> **SUPPLIED RECORDS**:

----------------

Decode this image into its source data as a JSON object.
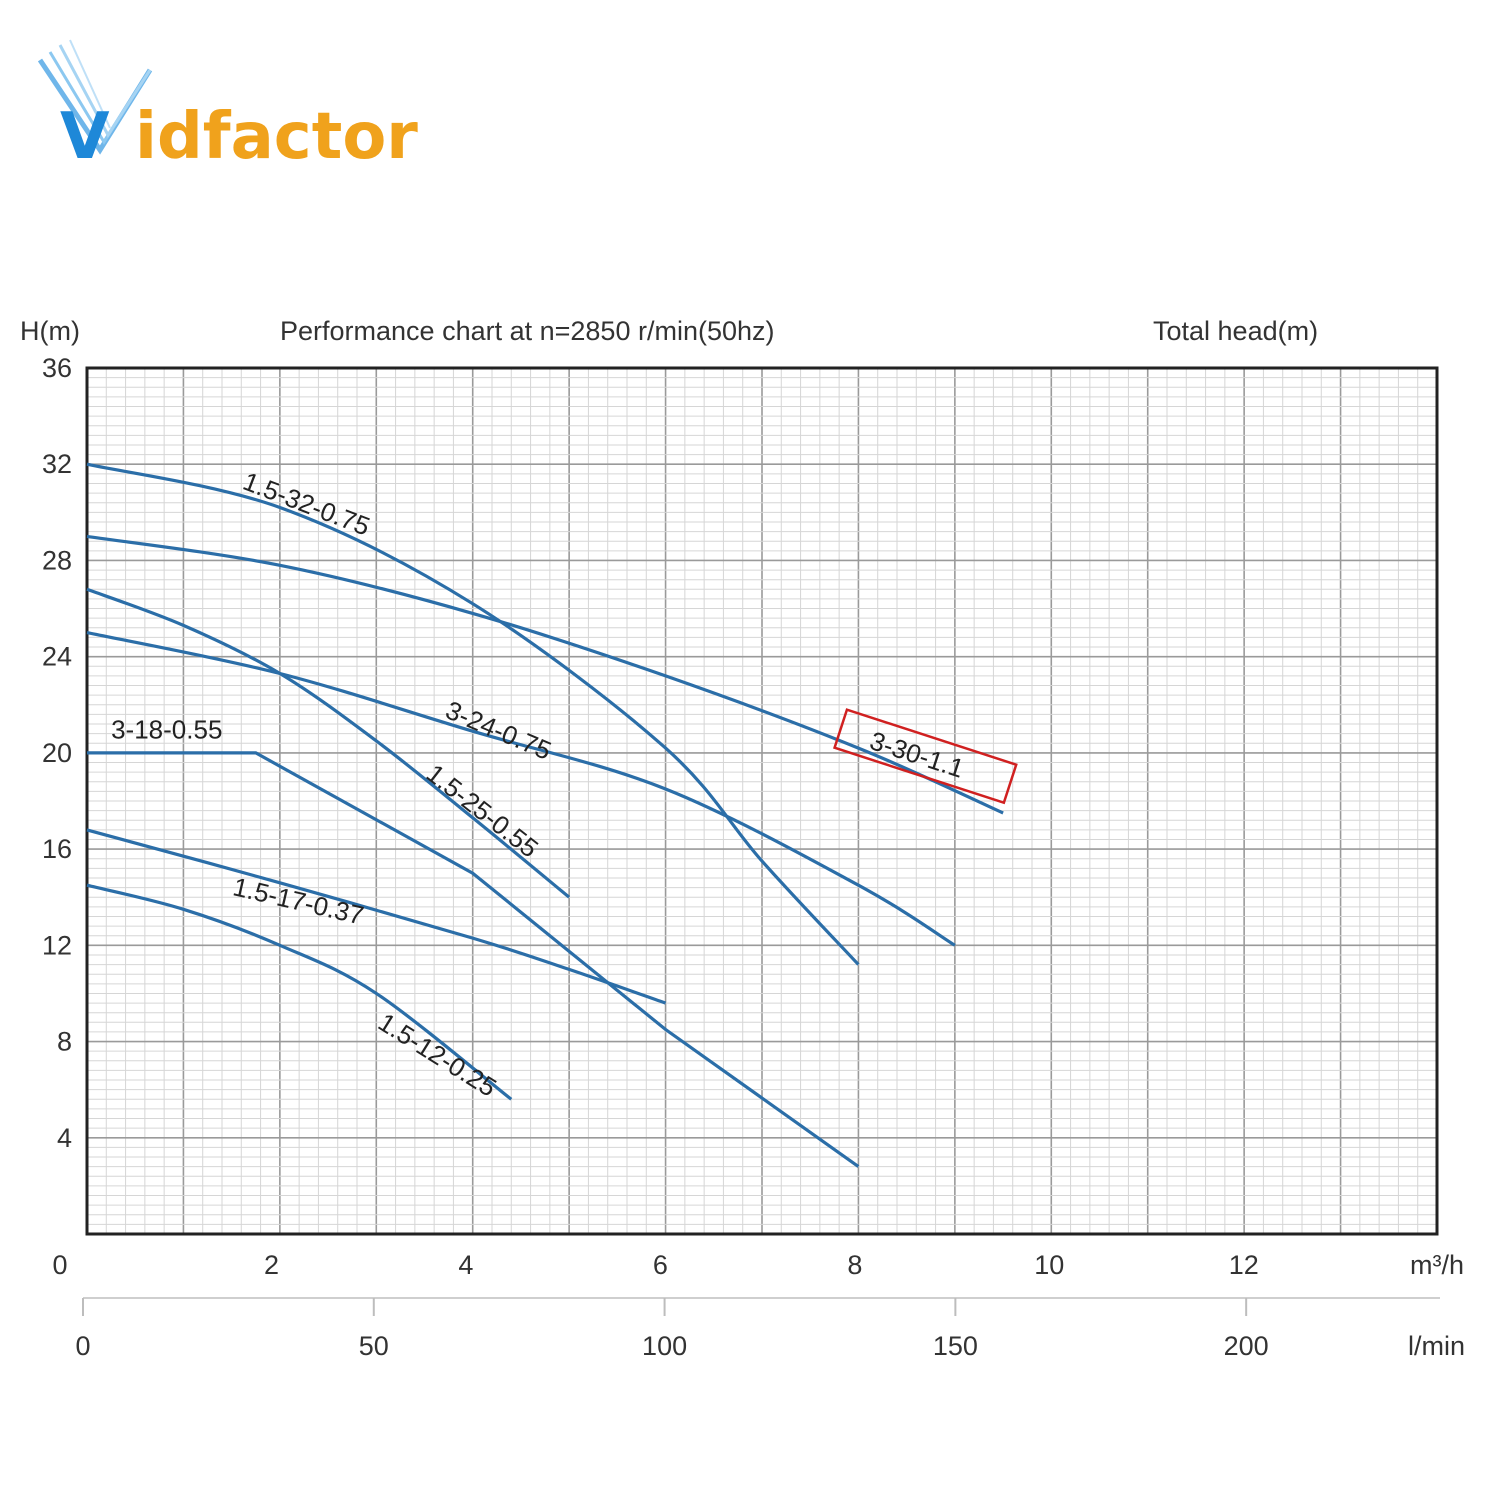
{
  "logo": {
    "text_main": "idfactor",
    "text_initial": "V",
    "initial_color": "#1e88d8",
    "main_color": "#f0a21c"
  },
  "chart_data": {
    "type": "line",
    "title": "Performance chart at n=2850 r/min(50hz)",
    "ylabel": "H(m)",
    "right_header": "Total head(m)",
    "xunit": "m³/h",
    "x2unit": "l/min",
    "xlim": [
      0,
      14
    ],
    "ylim": [
      0,
      36
    ],
    "x_ticks": [
      "0",
      "2",
      "4",
      "6",
      "8",
      "10",
      "12"
    ],
    "x2_ticks": [
      "0",
      "50",
      "100",
      "150",
      "200"
    ],
    "y_ticks": [
      "4",
      "8",
      "12",
      "16",
      "20",
      "24",
      "28",
      "32",
      "36"
    ],
    "grid": true,
    "line_color": "#2b6ea8",
    "highlight_color": "#d02020",
    "highlight_series": "3-30-1.1",
    "series": [
      {
        "name": "1.5-32-0.75",
        "x": [
          0,
          2,
          4,
          6,
          7,
          8
        ],
        "y": [
          32,
          30.2,
          26.2,
          20.2,
          15.5,
          11.2
        ]
      },
      {
        "name": "3-30-1.1",
        "x": [
          0,
          2,
          4,
          6,
          8,
          9.5
        ],
        "y": [
          29,
          27.8,
          25.8,
          23.2,
          20.2,
          17.5
        ]
      },
      {
        "name": "3-24-0.75",
        "x": [
          0,
          2,
          4,
          6,
          8,
          9
        ],
        "y": [
          25,
          23.3,
          20.9,
          18.5,
          14.5,
          12
        ]
      },
      {
        "name": "1.5-25-0.55",
        "x": [
          0,
          1,
          2,
          3,
          4,
          5
        ],
        "y": [
          26.8,
          25.3,
          23.3,
          20.5,
          17.3,
          14
        ]
      },
      {
        "name": "3-18-0.55",
        "x": [
          0,
          1.75,
          4,
          6,
          8
        ],
        "y": [
          20,
          20,
          15,
          8.5,
          2.8
        ]
      },
      {
        "name": "1.5-17-0.37",
        "x": [
          0,
          2,
          4,
          5,
          6
        ],
        "y": [
          16.8,
          14.6,
          12.3,
          11,
          9.6
        ]
      },
      {
        "name": "1.5-12-0.25",
        "x": [
          0,
          1,
          2,
          3,
          4.4
        ],
        "y": [
          14.5,
          13.5,
          12,
          10,
          5.6
        ]
      }
    ]
  }
}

----------------

> **TASK TO CARRY OUT**: Return the full material word for word. Do not include the pictures.

> **WRITTEN RESPONSE**:
Decode this image into its source data as a JSON object.
{
  "logo": {
    "text_main": "idfactor",
    "text_initial": "V",
    "initial_color": "#1e88d8",
    "main_color": "#f0a21c"
  },
  "chart_data": {
    "type": "line",
    "title": "Performance chart at n=2850 r/min(50hz)",
    "ylabel": "H(m)",
    "right_header": "Total head(m)",
    "xunit": "m³/h",
    "x2unit": "l/min",
    "xlim": [
      0,
      14
    ],
    "ylim": [
      0,
      36
    ],
    "x_ticks": [
      "0",
      "2",
      "4",
      "6",
      "8",
      "10",
      "12"
    ],
    "x2_ticks": [
      "0",
      "50",
      "100",
      "150",
      "200"
    ],
    "y_ticks": [
      "4",
      "8",
      "12",
      "16",
      "20",
      "24",
      "28",
      "32",
      "36"
    ],
    "grid": true,
    "line_color": "#2b6ea8",
    "highlight_color": "#d02020",
    "highlight_series": "3-30-1.1",
    "series": [
      {
        "name": "1.5-32-0.75",
        "x": [
          0,
          2,
          4,
          6,
          7,
          8
        ],
        "y": [
          32,
          30.2,
          26.2,
          20.2,
          15.5,
          11.2
        ]
      },
      {
        "name": "3-30-1.1",
        "x": [
          0,
          2,
          4,
          6,
          8,
          9.5
        ],
        "y": [
          29,
          27.8,
          25.8,
          23.2,
          20.2,
          17.5
        ]
      },
      {
        "name": "3-24-0.75",
        "x": [
          0,
          2,
          4,
          6,
          8,
          9
        ],
        "y": [
          25,
          23.3,
          20.9,
          18.5,
          14.5,
          12
        ]
      },
      {
        "name": "1.5-25-0.55",
        "x": [
          0,
          1,
          2,
          3,
          4,
          5
        ],
        "y": [
          26.8,
          25.3,
          23.3,
          20.5,
          17.3,
          14
        ]
      },
      {
        "name": "3-18-0.55",
        "x": [
          0,
          1.75,
          4,
          6,
          8
        ],
        "y": [
          20,
          20,
          15,
          8.5,
          2.8
        ]
      },
      {
        "name": "1.5-17-0.37",
        "x": [
          0,
          2,
          4,
          5,
          6
        ],
        "y": [
          16.8,
          14.6,
          12.3,
          11,
          9.6
        ]
      },
      {
        "name": "1.5-12-0.25",
        "x": [
          0,
          1,
          2,
          3,
          4.4
        ],
        "y": [
          14.5,
          13.5,
          12,
          10,
          5.6
        ]
      }
    ]
  }
}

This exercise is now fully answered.